# [Prompt]
Copy out every line of the records where the string "likes" occurs.
======== Data for this task ========
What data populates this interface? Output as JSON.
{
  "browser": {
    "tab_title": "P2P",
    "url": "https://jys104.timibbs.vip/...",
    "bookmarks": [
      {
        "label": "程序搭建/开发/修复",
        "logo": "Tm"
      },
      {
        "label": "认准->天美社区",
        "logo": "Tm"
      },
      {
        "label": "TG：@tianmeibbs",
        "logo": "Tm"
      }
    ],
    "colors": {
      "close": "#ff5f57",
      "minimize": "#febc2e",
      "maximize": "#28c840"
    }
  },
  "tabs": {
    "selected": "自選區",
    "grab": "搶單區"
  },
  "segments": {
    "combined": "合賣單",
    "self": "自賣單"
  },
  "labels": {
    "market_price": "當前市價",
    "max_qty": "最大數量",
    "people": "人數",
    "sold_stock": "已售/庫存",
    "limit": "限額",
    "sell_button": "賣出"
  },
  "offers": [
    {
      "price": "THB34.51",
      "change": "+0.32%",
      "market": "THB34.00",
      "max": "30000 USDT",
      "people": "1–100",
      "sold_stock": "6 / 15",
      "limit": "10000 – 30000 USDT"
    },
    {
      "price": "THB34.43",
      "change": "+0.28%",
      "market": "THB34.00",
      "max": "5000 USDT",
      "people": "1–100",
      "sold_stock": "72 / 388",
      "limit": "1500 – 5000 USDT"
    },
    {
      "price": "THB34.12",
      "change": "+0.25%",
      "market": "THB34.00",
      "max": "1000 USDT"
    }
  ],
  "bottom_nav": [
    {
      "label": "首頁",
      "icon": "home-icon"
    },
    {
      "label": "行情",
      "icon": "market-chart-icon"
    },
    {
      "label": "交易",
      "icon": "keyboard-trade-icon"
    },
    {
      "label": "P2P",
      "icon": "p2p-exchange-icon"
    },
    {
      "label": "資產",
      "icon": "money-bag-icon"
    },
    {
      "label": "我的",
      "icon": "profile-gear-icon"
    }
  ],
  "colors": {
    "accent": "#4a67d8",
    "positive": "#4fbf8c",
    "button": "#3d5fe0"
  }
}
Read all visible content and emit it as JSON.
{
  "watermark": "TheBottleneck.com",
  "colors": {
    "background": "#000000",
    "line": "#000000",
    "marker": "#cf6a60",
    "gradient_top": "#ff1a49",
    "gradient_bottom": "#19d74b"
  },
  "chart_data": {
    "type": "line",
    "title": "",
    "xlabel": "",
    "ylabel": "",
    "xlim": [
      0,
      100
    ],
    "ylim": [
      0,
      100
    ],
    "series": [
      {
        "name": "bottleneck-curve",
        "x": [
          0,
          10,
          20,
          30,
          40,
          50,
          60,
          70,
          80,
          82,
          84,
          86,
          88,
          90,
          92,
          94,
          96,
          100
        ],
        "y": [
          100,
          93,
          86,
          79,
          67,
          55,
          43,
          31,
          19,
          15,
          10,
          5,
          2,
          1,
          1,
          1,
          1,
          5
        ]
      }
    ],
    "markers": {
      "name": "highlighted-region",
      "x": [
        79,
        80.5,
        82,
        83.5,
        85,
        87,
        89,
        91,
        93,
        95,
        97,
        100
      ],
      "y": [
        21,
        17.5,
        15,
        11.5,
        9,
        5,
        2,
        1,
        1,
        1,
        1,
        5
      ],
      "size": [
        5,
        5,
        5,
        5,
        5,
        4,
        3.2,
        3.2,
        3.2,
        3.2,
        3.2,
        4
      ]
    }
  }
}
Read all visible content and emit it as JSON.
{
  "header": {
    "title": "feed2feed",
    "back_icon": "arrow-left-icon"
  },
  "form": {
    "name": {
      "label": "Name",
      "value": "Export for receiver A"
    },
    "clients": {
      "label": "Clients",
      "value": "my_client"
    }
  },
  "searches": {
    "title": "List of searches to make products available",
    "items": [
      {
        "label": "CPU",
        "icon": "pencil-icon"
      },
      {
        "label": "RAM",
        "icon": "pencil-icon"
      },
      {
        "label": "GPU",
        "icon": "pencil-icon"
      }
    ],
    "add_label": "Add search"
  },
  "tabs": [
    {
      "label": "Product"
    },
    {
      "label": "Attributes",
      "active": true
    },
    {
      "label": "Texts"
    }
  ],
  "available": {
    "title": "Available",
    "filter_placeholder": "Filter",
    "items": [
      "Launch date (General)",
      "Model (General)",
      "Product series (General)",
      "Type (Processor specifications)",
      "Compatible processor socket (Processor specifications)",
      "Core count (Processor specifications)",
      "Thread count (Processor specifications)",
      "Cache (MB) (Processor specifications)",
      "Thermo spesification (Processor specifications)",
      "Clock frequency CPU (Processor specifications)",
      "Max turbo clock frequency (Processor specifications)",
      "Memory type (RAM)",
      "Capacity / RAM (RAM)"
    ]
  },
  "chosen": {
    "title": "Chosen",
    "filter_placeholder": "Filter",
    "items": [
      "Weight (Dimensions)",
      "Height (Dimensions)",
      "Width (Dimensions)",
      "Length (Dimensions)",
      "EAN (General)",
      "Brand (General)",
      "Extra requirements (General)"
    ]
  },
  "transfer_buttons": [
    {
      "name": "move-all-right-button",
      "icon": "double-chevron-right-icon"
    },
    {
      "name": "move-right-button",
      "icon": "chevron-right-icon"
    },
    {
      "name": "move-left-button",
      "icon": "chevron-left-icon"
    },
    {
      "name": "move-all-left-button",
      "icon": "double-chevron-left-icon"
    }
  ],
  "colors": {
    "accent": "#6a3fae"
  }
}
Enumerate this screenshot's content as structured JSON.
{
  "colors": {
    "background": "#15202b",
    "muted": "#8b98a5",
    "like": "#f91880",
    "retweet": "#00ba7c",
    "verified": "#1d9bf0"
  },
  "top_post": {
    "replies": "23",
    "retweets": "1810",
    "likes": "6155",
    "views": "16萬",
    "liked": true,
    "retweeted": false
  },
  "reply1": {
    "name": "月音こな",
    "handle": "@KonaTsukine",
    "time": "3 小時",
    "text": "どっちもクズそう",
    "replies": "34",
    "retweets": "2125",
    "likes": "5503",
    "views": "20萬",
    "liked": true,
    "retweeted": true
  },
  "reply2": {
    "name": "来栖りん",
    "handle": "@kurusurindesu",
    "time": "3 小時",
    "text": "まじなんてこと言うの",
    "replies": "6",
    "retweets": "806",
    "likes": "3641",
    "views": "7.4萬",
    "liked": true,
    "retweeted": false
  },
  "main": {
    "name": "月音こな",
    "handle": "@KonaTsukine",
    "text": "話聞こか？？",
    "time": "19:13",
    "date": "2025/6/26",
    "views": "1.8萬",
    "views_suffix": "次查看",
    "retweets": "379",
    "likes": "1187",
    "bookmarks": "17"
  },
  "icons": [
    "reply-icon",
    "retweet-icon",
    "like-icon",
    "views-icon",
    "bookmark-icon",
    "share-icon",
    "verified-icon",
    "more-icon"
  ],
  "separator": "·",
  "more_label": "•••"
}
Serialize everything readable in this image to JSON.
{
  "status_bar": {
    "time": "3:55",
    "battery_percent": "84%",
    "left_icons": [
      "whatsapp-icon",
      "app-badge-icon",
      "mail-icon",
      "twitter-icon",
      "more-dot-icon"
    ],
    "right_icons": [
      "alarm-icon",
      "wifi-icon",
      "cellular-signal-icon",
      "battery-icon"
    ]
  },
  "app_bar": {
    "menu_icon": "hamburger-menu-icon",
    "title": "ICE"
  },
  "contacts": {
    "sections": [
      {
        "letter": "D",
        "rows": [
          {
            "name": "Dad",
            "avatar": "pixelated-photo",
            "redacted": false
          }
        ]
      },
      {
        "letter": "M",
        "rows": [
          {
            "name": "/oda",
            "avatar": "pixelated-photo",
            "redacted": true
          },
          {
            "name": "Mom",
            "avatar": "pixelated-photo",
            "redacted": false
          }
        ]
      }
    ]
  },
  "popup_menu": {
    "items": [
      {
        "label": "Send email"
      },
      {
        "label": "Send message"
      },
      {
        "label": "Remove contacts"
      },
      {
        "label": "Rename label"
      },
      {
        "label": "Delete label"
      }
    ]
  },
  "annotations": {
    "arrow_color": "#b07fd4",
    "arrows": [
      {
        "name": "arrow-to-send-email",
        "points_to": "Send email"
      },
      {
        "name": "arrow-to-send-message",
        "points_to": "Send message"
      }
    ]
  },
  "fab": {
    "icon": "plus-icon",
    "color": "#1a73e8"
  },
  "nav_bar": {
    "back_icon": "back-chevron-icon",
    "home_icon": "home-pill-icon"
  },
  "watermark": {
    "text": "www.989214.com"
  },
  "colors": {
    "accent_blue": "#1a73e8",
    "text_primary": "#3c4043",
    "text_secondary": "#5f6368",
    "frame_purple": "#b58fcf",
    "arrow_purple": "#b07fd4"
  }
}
========
# [Worked solution]
    "likes": "6155",
    "likes": "5503",
    "likes": "3641",
    "likes": "1187",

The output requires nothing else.